Task instructions
Select each line of the items that contains the string "annotation". Match the case exactly.

Data section
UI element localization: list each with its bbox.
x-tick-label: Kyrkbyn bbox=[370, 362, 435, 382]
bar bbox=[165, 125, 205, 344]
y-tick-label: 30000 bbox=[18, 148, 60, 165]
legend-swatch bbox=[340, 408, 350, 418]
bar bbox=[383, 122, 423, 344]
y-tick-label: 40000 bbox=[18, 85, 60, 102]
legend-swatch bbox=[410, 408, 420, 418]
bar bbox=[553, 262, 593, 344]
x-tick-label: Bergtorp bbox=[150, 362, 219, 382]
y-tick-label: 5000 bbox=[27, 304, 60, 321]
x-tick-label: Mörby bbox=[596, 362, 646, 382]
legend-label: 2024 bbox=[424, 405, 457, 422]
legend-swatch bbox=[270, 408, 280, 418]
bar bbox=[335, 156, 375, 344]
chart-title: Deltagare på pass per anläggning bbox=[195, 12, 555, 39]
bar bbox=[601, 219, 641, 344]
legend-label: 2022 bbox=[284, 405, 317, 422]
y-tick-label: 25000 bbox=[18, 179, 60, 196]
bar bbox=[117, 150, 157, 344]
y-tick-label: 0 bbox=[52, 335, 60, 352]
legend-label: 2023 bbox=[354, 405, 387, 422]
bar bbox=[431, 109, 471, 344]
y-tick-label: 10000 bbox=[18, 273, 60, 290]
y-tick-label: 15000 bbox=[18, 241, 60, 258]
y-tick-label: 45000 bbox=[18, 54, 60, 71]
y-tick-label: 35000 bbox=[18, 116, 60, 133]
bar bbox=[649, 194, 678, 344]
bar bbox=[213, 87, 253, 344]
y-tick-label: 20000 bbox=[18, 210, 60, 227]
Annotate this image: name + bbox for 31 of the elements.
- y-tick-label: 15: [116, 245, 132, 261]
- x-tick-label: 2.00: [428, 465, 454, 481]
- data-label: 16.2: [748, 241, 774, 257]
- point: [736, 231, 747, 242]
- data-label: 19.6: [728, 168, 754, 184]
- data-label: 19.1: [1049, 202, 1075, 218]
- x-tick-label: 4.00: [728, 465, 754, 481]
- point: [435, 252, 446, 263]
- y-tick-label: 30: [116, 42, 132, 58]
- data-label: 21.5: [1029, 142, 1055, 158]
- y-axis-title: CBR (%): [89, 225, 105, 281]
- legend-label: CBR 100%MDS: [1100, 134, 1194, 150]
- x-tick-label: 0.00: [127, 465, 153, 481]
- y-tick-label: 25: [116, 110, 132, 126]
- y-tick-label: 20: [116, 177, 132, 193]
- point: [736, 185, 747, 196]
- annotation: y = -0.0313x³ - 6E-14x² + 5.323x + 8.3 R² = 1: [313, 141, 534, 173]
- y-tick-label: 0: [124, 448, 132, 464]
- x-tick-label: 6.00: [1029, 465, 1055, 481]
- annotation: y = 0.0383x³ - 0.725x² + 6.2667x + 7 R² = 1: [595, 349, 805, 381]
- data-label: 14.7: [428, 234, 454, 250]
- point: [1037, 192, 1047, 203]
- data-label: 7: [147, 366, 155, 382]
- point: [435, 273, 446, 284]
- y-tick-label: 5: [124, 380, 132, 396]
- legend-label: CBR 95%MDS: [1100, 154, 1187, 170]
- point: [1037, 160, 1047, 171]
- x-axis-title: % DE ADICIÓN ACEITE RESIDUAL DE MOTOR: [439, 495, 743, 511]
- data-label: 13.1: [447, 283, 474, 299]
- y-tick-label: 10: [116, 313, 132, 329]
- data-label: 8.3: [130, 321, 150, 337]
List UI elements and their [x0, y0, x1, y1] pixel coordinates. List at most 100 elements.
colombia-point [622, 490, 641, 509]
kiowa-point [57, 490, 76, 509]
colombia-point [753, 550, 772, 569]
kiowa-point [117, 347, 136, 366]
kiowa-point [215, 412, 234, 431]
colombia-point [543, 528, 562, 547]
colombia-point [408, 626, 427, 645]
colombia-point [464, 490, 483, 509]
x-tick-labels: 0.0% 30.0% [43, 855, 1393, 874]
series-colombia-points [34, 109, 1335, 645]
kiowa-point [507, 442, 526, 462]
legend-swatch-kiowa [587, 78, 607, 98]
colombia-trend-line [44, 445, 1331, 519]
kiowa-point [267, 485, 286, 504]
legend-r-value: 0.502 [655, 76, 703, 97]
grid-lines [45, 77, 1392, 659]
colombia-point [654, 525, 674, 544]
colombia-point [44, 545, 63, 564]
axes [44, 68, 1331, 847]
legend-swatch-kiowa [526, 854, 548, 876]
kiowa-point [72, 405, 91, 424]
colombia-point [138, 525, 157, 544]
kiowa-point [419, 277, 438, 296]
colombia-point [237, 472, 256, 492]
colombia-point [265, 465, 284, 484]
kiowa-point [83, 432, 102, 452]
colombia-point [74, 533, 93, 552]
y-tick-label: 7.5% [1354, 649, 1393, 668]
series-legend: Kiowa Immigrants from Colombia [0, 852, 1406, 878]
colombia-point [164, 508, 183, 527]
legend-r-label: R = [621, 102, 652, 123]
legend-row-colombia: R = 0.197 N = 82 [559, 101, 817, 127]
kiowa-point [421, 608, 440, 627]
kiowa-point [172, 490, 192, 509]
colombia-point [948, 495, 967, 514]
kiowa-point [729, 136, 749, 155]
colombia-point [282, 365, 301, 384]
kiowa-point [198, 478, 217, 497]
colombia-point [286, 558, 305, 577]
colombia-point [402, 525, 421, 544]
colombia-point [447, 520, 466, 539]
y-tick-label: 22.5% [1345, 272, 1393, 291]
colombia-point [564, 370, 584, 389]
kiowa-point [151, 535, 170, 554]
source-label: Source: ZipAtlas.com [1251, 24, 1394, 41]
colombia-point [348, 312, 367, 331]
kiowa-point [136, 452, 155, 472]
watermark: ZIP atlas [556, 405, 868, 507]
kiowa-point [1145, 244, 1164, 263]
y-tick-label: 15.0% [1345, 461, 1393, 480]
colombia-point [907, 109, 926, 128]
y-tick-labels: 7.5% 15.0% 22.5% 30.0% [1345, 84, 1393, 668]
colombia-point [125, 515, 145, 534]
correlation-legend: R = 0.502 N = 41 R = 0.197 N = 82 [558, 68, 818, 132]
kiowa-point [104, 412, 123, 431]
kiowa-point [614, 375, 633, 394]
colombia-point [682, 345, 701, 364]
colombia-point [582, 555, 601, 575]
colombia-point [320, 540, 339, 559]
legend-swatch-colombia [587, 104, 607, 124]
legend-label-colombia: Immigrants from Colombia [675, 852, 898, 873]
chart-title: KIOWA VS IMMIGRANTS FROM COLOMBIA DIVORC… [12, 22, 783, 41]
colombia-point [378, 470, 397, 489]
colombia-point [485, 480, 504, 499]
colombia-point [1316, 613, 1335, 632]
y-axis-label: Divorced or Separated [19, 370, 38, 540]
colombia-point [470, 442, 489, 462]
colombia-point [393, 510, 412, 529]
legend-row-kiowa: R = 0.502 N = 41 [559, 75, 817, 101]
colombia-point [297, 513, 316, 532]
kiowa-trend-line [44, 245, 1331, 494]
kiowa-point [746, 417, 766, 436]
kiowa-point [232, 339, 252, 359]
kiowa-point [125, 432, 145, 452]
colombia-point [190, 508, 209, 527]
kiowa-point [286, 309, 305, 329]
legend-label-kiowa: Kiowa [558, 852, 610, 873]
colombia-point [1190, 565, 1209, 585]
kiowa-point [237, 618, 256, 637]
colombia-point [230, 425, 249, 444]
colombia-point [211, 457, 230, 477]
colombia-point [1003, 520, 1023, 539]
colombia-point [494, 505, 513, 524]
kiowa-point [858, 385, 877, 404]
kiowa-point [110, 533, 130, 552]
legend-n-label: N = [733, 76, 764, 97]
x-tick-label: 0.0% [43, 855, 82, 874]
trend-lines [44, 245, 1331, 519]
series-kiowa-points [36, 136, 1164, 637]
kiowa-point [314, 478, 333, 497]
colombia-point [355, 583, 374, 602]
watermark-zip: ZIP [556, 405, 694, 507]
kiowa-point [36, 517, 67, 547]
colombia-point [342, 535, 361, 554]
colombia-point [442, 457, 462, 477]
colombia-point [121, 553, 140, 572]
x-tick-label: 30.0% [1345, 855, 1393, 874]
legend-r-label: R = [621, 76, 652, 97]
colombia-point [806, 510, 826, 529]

Task solution
- annotation: y = -0.0313x³ - 6E-14x² + 5.323x + 8.3 R² = 1: [313, 141, 534, 173]
- annotation: y = 0.0383x³ - 0.725x² + 6.2667x + 7 R² = 1: [595, 349, 805, 381]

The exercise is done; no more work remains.